— EXERCISE —
Without including any pictures, write out the listing below exactly.

— PROVIDED RECORDS —
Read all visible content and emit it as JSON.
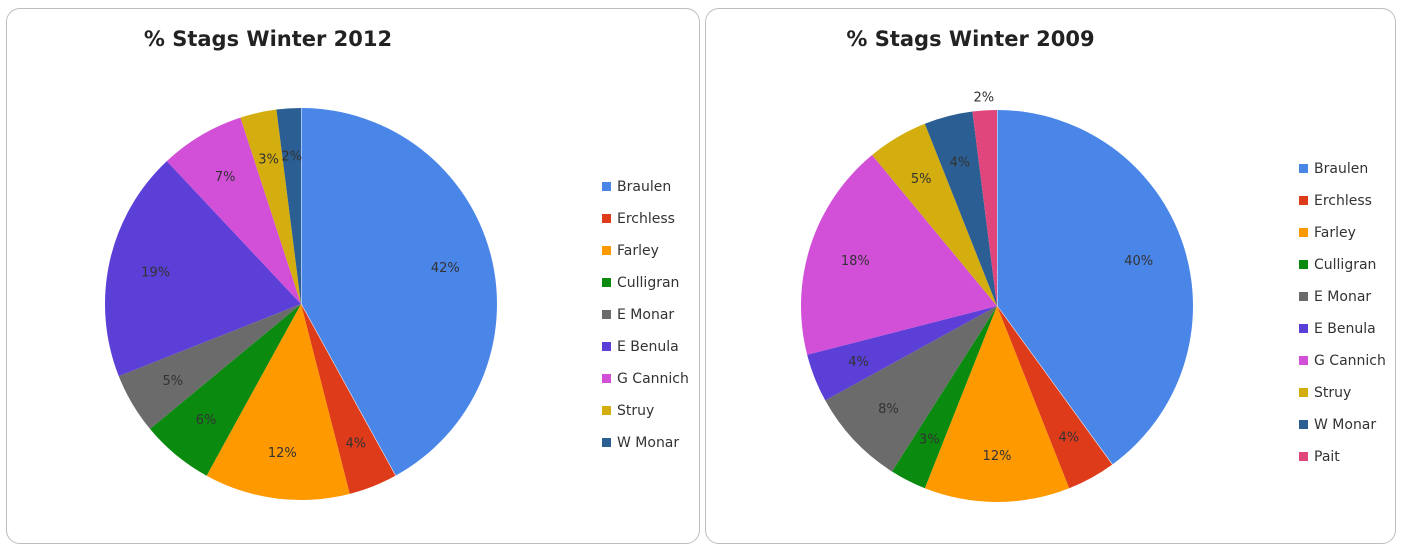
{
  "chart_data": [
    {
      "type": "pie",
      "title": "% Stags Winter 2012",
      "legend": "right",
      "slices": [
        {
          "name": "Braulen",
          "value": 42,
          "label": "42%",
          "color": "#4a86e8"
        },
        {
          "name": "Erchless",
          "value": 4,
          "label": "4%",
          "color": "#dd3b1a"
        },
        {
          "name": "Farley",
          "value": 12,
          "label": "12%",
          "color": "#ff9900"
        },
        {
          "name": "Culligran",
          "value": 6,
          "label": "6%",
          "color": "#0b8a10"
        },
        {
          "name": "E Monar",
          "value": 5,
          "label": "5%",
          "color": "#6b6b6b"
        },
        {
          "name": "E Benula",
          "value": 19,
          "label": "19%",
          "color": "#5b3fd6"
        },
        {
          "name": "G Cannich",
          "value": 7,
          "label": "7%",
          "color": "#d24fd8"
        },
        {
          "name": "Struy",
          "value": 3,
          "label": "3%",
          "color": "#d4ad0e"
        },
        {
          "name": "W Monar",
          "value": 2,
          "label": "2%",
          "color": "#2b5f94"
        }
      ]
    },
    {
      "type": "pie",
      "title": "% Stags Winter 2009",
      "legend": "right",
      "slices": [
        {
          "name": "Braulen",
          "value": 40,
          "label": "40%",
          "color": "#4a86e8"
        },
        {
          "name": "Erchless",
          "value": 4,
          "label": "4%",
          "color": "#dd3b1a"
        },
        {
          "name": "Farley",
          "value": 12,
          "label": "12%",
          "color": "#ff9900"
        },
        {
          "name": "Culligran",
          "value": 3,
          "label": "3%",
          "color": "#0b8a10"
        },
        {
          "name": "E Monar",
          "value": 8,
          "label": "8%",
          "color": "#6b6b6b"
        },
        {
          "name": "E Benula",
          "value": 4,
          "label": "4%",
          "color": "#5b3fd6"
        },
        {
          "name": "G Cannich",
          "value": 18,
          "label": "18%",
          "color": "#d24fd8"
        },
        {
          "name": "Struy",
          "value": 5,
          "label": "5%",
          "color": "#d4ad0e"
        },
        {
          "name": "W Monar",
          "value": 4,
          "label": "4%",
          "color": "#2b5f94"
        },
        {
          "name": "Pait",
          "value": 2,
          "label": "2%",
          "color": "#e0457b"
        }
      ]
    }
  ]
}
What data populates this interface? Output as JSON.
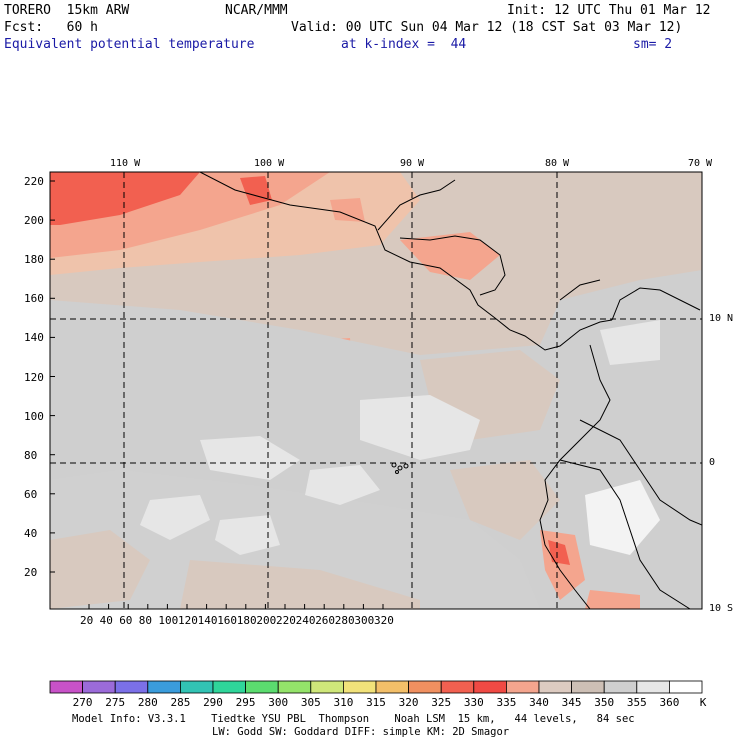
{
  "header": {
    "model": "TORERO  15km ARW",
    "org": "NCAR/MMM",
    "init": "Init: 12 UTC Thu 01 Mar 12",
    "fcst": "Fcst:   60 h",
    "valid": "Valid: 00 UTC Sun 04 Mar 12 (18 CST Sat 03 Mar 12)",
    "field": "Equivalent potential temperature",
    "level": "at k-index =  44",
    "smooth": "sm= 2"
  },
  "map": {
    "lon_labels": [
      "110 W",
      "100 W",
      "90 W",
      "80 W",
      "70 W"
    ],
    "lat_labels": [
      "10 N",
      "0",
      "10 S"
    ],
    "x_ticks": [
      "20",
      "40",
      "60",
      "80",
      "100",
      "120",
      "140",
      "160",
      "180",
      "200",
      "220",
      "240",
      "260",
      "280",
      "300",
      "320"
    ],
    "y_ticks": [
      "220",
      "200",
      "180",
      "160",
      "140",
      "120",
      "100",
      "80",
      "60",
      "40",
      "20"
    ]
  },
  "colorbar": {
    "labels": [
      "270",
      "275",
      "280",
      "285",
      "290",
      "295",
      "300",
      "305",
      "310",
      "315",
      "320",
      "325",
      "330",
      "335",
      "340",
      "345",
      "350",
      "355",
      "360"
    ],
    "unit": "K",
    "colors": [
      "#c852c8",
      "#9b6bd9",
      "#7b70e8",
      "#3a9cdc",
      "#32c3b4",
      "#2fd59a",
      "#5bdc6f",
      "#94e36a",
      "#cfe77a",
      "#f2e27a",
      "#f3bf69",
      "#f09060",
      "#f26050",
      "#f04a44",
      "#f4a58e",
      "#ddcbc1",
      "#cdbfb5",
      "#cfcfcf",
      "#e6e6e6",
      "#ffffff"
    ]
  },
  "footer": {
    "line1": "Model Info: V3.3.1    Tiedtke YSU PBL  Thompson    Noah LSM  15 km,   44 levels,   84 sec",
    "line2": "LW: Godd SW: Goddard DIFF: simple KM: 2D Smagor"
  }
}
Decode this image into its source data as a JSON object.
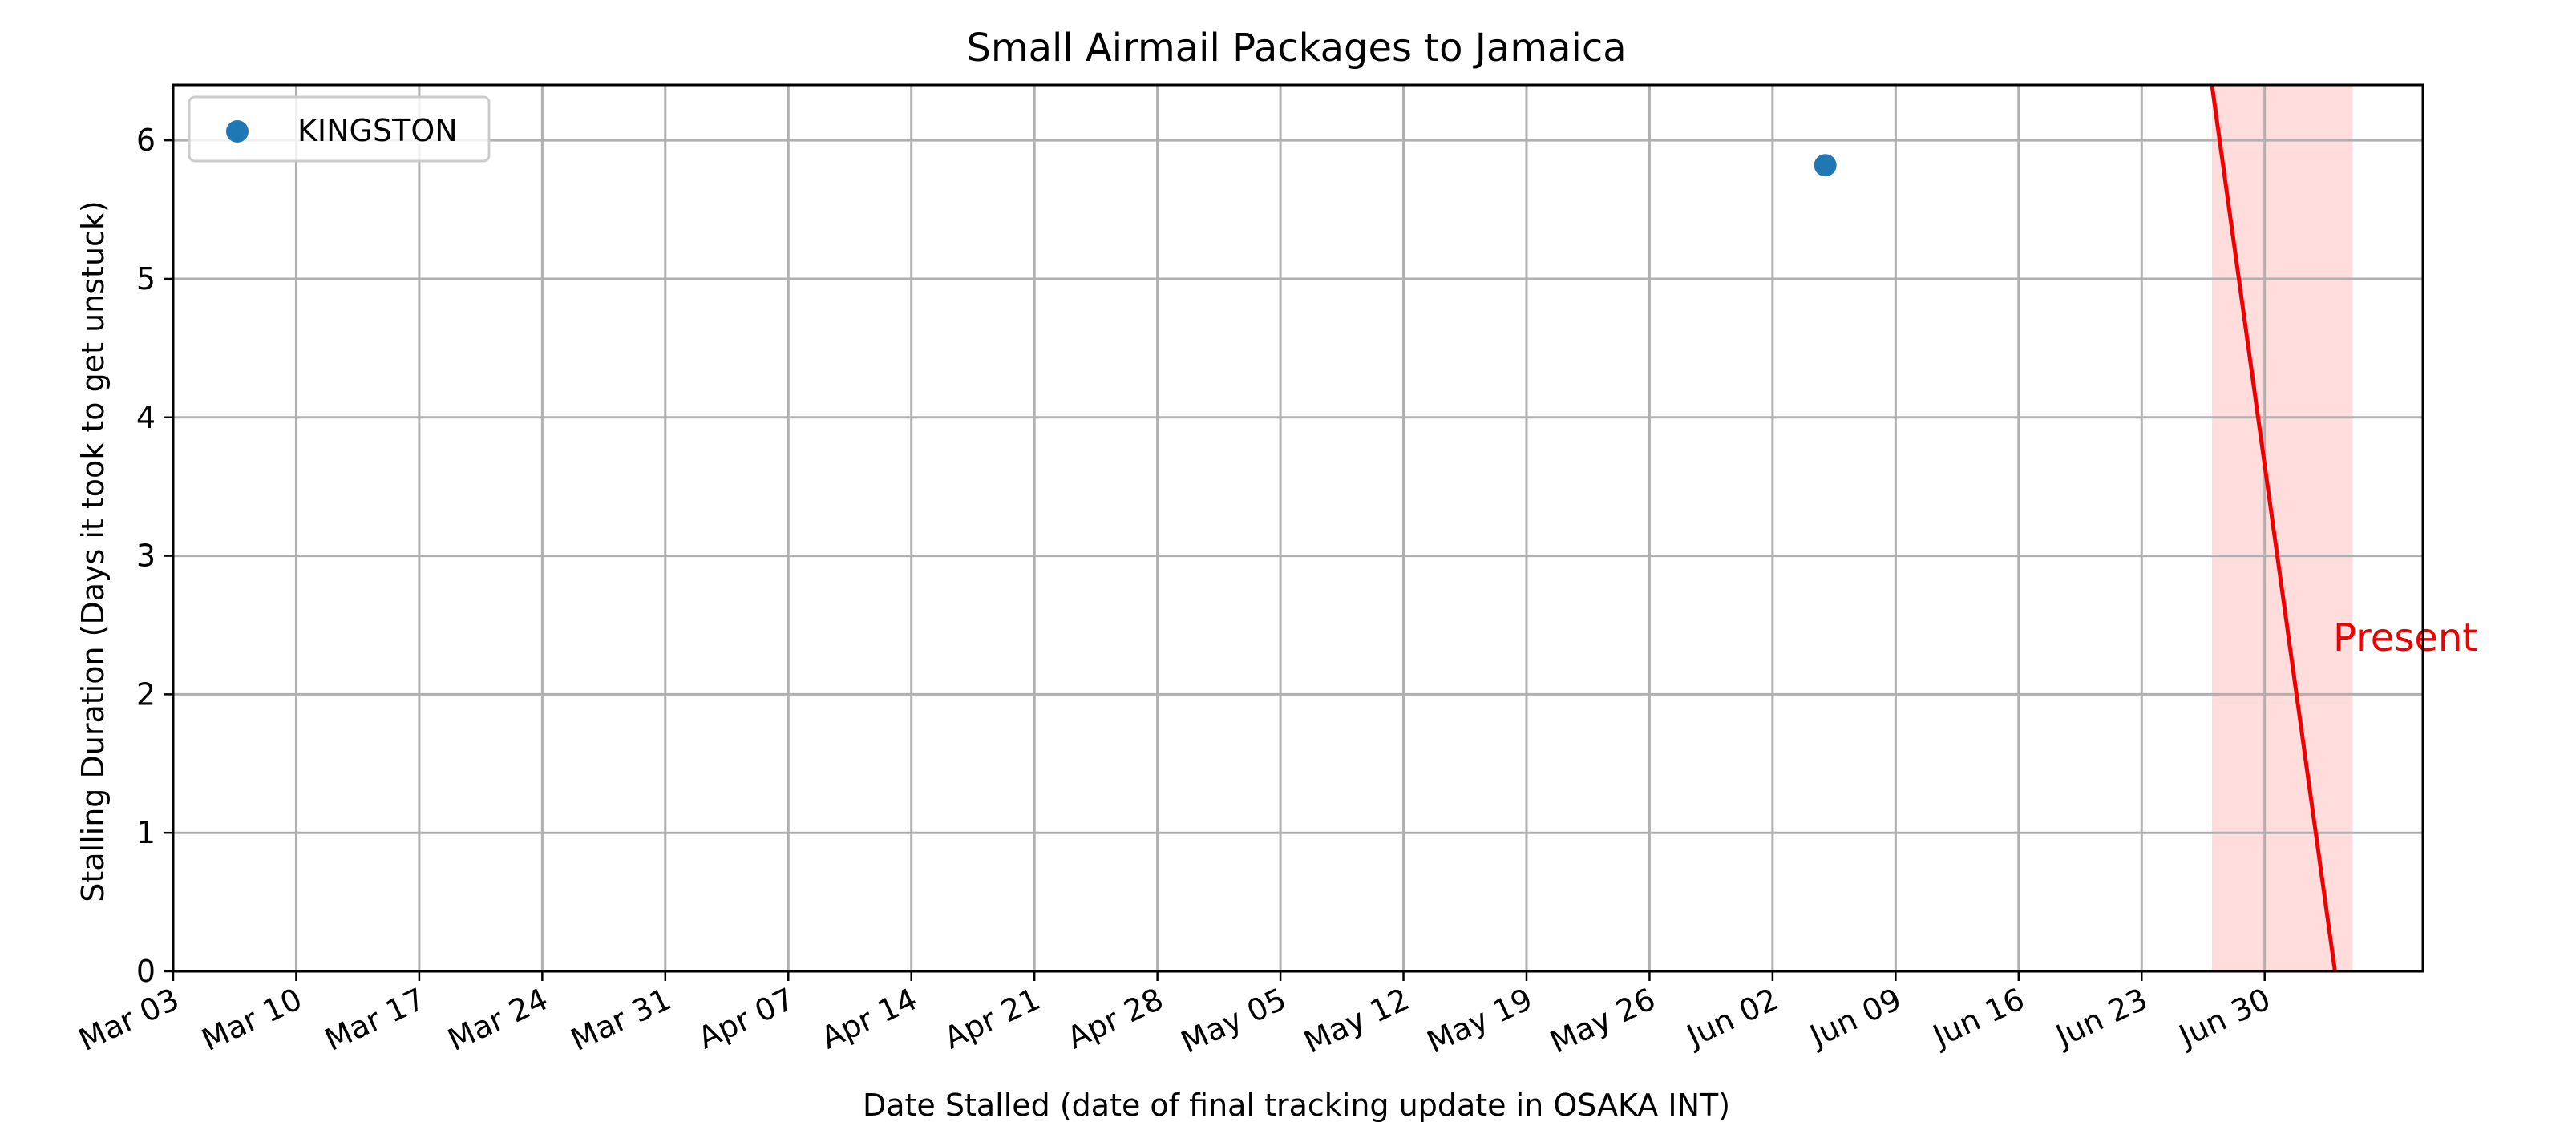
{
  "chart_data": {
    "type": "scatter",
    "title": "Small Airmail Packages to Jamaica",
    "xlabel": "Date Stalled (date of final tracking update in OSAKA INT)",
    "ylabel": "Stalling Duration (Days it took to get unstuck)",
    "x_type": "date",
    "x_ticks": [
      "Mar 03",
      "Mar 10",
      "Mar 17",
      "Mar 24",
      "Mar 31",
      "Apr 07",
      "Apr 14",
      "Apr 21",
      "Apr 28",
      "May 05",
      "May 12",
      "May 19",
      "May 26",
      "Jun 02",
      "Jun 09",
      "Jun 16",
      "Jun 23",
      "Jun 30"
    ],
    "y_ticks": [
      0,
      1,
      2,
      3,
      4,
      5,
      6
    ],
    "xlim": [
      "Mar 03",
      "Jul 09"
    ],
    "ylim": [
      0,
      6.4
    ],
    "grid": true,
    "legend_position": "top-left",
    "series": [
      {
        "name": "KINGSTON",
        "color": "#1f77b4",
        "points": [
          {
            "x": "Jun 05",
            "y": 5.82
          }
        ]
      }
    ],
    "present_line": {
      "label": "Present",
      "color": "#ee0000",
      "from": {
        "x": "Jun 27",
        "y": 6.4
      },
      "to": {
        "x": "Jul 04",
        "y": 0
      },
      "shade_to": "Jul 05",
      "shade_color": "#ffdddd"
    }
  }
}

— FINAL ANSWER —
Read all visible content and emit it as JSON.
{
  "chart_data": [
    {
      "type": "pie",
      "title": "% Stags Winter 2012",
      "legend": "right",
      "slices": [
        {
          "name": "Braulen",
          "value": 42,
          "label": "42%",
          "color": "#4a86e8"
        },
        {
          "name": "Erchless",
          "value": 4,
          "label": "4%",
          "color": "#dd3b1a"
        },
        {
          "name": "Farley",
          "value": 12,
          "label": "12%",
          "color": "#ff9900"
        },
        {
          "name": "Culligran",
          "value": 6,
          "label": "6%",
          "color": "#0b8a10"
        },
        {
          "name": "E Monar",
          "value": 5,
          "label": "5%",
          "color": "#6b6b6b"
        },
        {
          "name": "E Benula",
          "value": 19,
          "label": "19%",
          "color": "#5b3fd6"
        },
        {
          "name": "G Cannich",
          "value": 7,
          "label": "7%",
          "color": "#d24fd8"
        },
        {
          "name": "Struy",
          "value": 3,
          "label": "3%",
          "color": "#d4ad0e"
        },
        {
          "name": "W Monar",
          "value": 2,
          "label": "2%",
          "color": "#2b5f94"
        }
      ]
    },
    {
      "type": "pie",
      "title": "% Stags Winter 2009",
      "legend": "right",
      "slices": [
        {
          "name": "Braulen",
          "value": 40,
          "label": "40%",
          "color": "#4a86e8"
        },
        {
          "name": "Erchless",
          "value": 4,
          "label": "4%",
          "color": "#dd3b1a"
        },
        {
          "name": "Farley",
          "value": 12,
          "label": "12%",
          "color": "#ff9900"
        },
        {
          "name": "Culligran",
          "value": 3,
          "label": "3%",
          "color": "#0b8a10"
        },
        {
          "name": "E Monar",
          "value": 8,
          "label": "8%",
          "color": "#6b6b6b"
        },
        {
          "name": "E Benula",
          "value": 4,
          "label": "4%",
          "color": "#5b3fd6"
        },
        {
          "name": "G Cannich",
          "value": 18,
          "label": "18%",
          "color": "#d24fd8"
        },
        {
          "name": "Struy",
          "value": 5,
          "label": "5%",
          "color": "#d4ad0e"
        },
        {
          "name": "W Monar",
          "value": 4,
          "label": "4%",
          "color": "#2b5f94"
        },
        {
          "name": "Pait",
          "value": 2,
          "label": "2%",
          "color": "#e0457b"
        }
      ]
    }
  ]
}
What data populates this interface? Output as JSON.
{
  "header": {
    "model": "TORERO  15km ARW",
    "org": "NCAR/MMM",
    "init": "Init: 12 UTC Thu 01 Mar 12",
    "fcst": "Fcst:   60 h",
    "valid": "Valid: 00 UTC Sun 04 Mar 12 (18 CST Sat 03 Mar 12)",
    "field": "Equivalent potential temperature",
    "level": "at k-index =  44",
    "smooth": "sm= 2"
  },
  "map": {
    "lon_labels": [
      "110 W",
      "100 W",
      "90 W",
      "80 W",
      "70 W"
    ],
    "lat_labels": [
      "10 N",
      "0",
      "10 S"
    ],
    "x_ticks": [
      "20",
      "40",
      "60",
      "80",
      "100",
      "120",
      "140",
      "160",
      "180",
      "200",
      "220",
      "240",
      "260",
      "280",
      "300",
      "320"
    ],
    "y_ticks": [
      "220",
      "200",
      "180",
      "160",
      "140",
      "120",
      "100",
      "80",
      "60",
      "40",
      "20"
    ]
  },
  "colorbar": {
    "labels": [
      "270",
      "275",
      "280",
      "285",
      "290",
      "295",
      "300",
      "305",
      "310",
      "315",
      "320",
      "325",
      "330",
      "335",
      "340",
      "345",
      "350",
      "355",
      "360"
    ],
    "unit": "K",
    "colors": [
      "#c852c8",
      "#9b6bd9",
      "#7b70e8",
      "#3a9cdc",
      "#32c3b4",
      "#2fd59a",
      "#5bdc6f",
      "#94e36a",
      "#cfe77a",
      "#f2e27a",
      "#f3bf69",
      "#f09060",
      "#f26050",
      "#f04a44",
      "#f4a58e",
      "#ddcbc1",
      "#cdbfb5",
      "#cfcfcf",
      "#e6e6e6",
      "#ffffff"
    ]
  },
  "footer": {
    "line1": "Model Info: V3.3.1    Tiedtke YSU PBL  Thompson    Noah LSM  15 km,   44 levels,   84 sec",
    "line2": "LW: Godd SW: Goddard DIFF: simple KM: 2D Smagor"
  }
}
Decode this image into its source data as a JSON object.
{
  "chart_data": {
    "type": "scatter",
    "title": "Small Airmail Packages to Jamaica",
    "xlabel": "Date Stalled (date of final tracking update in OSAKA INT)",
    "ylabel": "Stalling Duration (Days it took to get unstuck)",
    "x_type": "date",
    "x_ticks": [
      "Mar 03",
      "Mar 10",
      "Mar 17",
      "Mar 24",
      "Mar 31",
      "Apr 07",
      "Apr 14",
      "Apr 21",
      "Apr 28",
      "May 05",
      "May 12",
      "May 19",
      "May 26",
      "Jun 02",
      "Jun 09",
      "Jun 16",
      "Jun 23",
      "Jun 30"
    ],
    "y_ticks": [
      0,
      1,
      2,
      3,
      4,
      5,
      6
    ],
    "xlim": [
      "Mar 03",
      "Jul 09"
    ],
    "ylim": [
      0,
      6.4
    ],
    "grid": true,
    "legend_position": "top-left",
    "series": [
      {
        "name": "KINGSTON",
        "color": "#1f77b4",
        "points": [
          {
            "x": "Jun 05",
            "y": 5.82
          }
        ]
      }
    ],
    "present_line": {
      "label": "Present",
      "color": "#ee0000",
      "from": {
        "x": "Jun 27",
        "y": 6.4
      },
      "to": {
        "x": "Jul 04",
        "y": 0
      },
      "shade_to": "Jul 05",
      "shade_color": "#ffdddd"
    }
  }
}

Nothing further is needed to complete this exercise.